Repeat each line of the material exactly.

== Entries provided ==
________

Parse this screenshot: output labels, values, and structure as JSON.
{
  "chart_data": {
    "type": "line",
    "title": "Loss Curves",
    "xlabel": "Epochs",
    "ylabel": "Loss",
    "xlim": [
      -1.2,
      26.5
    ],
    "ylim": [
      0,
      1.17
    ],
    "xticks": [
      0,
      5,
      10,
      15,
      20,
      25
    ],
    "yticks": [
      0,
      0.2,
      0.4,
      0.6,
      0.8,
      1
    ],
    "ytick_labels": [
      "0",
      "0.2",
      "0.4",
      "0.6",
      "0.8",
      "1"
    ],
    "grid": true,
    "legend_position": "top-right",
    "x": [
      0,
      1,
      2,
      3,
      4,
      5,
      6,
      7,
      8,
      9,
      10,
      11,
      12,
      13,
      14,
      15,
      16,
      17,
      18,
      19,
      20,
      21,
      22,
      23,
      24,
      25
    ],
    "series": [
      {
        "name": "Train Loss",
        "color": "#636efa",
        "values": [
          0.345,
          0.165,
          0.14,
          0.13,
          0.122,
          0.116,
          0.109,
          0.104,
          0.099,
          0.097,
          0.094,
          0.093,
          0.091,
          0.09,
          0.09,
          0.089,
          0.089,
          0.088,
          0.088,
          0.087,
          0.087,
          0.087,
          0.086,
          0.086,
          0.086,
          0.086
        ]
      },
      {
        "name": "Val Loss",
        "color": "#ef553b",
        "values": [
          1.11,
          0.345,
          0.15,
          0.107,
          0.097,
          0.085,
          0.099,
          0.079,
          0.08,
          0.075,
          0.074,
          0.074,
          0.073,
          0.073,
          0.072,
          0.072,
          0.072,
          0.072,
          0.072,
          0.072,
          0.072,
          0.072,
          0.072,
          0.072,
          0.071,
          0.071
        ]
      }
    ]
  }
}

________

== Final result ==
Parse this screenshot: output labels, values, and structure as JSON.
{
  "chart_data": {
    "type": "line",
    "title": "Loss Curves",
    "xlabel": "Epochs",
    "ylabel": "Loss",
    "xlim": [
      -1.2,
      26.5
    ],
    "ylim": [
      0,
      1.17
    ],
    "xticks": [
      0,
      5,
      10,
      15,
      20,
      25
    ],
    "yticks": [
      0,
      0.2,
      0.4,
      0.6,
      0.8,
      1
    ],
    "ytick_labels": [
      "0",
      "0.2",
      "0.4",
      "0.6",
      "0.8",
      "1"
    ],
    "grid": true,
    "legend_position": "top-right",
    "x": [
      0,
      1,
      2,
      3,
      4,
      5,
      6,
      7,
      8,
      9,
      10,
      11,
      12,
      13,
      14,
      15,
      16,
      17,
      18,
      19,
      20,
      21,
      22,
      23,
      24,
      25
    ],
    "series": [
      {
        "name": "Train Loss",
        "color": "#636efa",
        "values": [
          0.345,
          0.165,
          0.14,
          0.13,
          0.122,
          0.116,
          0.109,
          0.104,
          0.099,
          0.097,
          0.094,
          0.093,
          0.091,
          0.09,
          0.09,
          0.089,
          0.089,
          0.088,
          0.088,
          0.087,
          0.087,
          0.087,
          0.086,
          0.086,
          0.086,
          0.086
        ]
      },
      {
        "name": "Val Loss",
        "color": "#ef553b",
        "values": [
          1.11,
          0.345,
          0.15,
          0.107,
          0.097,
          0.085,
          0.099,
          0.079,
          0.08,
          0.075,
          0.074,
          0.074,
          0.073,
          0.073,
          0.072,
          0.072,
          0.072,
          0.072,
          0.072,
          0.072,
          0.072,
          0.072,
          0.072,
          0.072,
          0.071,
          0.071
        ]
      }
    ]
  }
}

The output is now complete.